**Supplied records**:
>>>
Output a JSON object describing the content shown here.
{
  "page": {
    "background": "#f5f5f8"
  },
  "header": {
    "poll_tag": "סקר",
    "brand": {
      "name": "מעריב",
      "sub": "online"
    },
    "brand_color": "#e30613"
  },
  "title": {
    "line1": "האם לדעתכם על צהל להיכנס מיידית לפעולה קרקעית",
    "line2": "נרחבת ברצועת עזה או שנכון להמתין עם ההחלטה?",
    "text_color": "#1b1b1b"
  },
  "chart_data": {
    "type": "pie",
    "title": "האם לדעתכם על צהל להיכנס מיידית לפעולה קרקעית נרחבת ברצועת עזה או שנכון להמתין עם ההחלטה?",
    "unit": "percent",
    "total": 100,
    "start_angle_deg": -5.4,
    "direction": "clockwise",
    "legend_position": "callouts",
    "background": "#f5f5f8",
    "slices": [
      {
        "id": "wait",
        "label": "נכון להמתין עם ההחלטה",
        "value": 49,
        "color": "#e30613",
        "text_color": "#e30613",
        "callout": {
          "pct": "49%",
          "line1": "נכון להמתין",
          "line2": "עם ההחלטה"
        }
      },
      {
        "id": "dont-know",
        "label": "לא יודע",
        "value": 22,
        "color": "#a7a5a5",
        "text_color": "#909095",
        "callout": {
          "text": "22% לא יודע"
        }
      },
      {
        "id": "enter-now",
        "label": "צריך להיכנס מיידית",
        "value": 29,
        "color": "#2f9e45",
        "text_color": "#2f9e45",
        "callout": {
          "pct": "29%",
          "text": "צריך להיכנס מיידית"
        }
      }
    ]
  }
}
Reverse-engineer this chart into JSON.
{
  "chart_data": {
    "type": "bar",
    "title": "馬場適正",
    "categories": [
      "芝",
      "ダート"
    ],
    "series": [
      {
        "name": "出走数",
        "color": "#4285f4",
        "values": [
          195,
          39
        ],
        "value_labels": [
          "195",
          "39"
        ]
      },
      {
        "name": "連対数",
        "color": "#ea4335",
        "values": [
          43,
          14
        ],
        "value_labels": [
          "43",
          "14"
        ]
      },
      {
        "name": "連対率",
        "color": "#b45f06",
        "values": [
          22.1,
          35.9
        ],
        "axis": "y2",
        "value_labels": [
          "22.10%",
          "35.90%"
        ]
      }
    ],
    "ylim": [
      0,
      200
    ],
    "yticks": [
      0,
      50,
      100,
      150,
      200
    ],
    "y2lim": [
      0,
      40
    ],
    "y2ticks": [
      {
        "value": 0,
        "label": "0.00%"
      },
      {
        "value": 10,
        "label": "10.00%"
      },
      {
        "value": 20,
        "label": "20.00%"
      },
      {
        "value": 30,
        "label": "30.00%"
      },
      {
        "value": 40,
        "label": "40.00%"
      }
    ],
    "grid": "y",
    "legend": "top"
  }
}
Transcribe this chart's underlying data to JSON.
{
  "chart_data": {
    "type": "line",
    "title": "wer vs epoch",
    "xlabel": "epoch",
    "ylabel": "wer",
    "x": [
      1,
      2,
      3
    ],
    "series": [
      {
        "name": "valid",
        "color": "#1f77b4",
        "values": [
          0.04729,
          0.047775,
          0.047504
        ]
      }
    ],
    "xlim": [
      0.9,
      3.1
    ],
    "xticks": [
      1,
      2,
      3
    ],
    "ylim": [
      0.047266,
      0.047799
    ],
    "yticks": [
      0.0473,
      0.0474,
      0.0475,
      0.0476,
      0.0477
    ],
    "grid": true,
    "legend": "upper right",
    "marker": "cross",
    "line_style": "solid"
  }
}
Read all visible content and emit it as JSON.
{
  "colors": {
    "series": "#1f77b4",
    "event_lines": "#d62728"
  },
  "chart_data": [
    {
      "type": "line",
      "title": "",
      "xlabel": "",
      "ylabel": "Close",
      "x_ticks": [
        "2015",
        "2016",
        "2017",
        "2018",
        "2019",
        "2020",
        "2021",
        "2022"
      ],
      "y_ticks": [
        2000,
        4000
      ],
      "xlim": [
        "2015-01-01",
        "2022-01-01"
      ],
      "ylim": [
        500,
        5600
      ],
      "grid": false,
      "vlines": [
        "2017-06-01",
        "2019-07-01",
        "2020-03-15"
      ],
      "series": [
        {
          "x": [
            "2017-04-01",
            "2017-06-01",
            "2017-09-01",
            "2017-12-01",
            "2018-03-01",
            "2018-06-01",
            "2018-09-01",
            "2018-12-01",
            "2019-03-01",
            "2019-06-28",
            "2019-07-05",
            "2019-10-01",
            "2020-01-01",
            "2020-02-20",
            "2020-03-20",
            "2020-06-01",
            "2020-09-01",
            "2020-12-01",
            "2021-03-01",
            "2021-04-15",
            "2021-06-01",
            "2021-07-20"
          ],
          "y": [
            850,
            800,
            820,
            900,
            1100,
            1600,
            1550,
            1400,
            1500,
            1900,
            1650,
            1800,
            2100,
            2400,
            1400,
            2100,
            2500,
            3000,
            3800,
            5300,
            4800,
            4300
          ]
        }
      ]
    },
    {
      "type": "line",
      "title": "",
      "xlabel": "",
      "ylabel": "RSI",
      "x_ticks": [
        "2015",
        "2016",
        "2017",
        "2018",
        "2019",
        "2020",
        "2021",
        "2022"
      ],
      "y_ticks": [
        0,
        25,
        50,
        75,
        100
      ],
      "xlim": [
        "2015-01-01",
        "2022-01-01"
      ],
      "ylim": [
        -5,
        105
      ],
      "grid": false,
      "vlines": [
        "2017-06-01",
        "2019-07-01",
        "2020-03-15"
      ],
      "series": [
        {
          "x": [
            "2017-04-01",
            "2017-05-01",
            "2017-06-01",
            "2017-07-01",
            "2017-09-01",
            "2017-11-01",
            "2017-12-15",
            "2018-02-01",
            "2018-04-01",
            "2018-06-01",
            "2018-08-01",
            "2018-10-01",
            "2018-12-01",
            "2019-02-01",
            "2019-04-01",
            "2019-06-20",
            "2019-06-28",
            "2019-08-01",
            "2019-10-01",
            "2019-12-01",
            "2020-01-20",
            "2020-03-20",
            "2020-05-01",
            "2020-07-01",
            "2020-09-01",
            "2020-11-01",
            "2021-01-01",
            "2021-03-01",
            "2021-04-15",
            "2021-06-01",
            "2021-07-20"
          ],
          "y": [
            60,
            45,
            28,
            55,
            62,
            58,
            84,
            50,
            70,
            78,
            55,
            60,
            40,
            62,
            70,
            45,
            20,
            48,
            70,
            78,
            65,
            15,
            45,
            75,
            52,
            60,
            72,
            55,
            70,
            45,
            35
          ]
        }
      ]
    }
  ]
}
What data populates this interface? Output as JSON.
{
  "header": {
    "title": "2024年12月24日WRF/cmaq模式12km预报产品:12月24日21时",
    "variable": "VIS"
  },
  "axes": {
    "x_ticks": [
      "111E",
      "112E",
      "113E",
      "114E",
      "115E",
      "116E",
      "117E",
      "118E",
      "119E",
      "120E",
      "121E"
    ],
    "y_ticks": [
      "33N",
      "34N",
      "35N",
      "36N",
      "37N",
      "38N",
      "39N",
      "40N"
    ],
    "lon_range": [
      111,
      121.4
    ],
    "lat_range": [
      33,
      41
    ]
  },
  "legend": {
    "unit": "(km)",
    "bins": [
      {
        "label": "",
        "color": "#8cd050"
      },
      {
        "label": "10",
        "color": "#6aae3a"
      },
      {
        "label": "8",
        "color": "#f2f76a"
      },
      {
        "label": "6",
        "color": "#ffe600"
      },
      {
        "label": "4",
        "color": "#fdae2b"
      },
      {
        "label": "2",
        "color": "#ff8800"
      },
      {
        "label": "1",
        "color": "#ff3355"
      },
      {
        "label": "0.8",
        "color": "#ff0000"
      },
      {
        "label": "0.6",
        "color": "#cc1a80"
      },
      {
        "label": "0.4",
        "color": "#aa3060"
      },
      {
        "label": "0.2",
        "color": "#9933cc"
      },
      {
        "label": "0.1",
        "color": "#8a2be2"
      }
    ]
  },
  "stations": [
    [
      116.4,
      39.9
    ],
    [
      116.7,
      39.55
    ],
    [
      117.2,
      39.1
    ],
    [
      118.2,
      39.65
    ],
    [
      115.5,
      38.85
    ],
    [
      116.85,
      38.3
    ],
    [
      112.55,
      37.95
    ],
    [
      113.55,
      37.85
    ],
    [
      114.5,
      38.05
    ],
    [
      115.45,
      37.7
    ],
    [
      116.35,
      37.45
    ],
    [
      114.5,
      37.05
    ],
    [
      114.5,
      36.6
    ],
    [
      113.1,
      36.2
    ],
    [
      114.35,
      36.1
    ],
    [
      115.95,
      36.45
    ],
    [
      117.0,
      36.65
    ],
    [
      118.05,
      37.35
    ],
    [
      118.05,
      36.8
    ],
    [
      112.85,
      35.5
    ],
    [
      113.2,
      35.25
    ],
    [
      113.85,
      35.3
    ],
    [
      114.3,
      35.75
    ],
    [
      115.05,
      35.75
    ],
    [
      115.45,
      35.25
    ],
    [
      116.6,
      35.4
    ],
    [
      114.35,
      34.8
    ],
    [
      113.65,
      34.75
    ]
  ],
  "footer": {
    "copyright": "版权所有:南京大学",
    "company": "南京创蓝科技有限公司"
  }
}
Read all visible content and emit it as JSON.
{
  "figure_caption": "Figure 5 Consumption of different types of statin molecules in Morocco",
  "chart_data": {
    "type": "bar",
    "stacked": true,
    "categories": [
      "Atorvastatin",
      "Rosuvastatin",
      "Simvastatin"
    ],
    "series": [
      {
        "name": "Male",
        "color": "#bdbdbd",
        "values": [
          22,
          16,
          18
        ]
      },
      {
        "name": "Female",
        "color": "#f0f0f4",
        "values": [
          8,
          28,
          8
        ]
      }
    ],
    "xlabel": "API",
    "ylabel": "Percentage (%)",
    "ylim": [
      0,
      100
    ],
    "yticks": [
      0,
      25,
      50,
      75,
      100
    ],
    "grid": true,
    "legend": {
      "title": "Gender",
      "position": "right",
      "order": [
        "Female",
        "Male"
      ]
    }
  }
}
<<<
**Instructions for the task**: Copy each line holding the word "קרקעית" from the listing above.

**Result**:
    "line1": "האם לדעתכם על צהל להיכנס מיידית לפעולה קרקעית",
    "title": "האם לדעתכם על צהל להיכנס מיידית לפעולה קרקעית נרחבת ברצועת עזה או שנכון להמתין עם ההחלטה?",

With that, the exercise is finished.